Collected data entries
** start **
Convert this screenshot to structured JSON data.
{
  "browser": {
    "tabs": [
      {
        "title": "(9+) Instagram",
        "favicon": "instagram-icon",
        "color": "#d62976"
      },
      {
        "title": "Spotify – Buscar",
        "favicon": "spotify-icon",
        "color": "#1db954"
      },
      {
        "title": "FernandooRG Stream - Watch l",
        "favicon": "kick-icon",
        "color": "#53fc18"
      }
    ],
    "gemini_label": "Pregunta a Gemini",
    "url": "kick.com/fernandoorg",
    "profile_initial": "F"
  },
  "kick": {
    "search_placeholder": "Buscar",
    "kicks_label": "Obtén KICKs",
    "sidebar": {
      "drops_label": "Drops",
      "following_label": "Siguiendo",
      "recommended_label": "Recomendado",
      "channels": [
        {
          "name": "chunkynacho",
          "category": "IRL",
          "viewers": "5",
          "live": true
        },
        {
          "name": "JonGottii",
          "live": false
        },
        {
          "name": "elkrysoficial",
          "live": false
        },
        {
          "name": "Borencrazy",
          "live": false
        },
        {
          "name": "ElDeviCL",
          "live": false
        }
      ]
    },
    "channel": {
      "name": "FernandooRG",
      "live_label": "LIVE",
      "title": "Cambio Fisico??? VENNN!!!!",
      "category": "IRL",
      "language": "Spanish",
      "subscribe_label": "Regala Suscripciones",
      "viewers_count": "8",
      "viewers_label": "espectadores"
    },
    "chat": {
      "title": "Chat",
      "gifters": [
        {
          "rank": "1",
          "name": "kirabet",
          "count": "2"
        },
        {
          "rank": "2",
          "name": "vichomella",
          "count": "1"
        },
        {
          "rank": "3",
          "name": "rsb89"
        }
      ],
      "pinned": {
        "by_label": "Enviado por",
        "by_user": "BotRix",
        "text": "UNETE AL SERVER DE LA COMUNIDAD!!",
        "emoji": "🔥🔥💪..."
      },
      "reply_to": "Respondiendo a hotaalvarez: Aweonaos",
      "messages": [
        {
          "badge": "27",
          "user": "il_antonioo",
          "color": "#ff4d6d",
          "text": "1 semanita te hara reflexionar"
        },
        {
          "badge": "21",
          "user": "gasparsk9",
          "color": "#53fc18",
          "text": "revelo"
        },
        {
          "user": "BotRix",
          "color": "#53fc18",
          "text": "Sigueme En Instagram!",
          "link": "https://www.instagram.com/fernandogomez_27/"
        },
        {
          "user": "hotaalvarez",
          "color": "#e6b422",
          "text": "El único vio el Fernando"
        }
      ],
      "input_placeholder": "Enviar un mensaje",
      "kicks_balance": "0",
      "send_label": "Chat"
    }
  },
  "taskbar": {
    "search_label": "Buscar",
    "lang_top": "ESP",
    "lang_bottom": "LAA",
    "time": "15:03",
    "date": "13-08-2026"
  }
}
** end **
**Exercise:** Gather every line from the entries above where the word "Buscar" appears, and copy them.

**Result for this task:**
        "title": "Spotify – Buscar",
    "search_placeholder": "Buscar",
    "search_label": "Buscar",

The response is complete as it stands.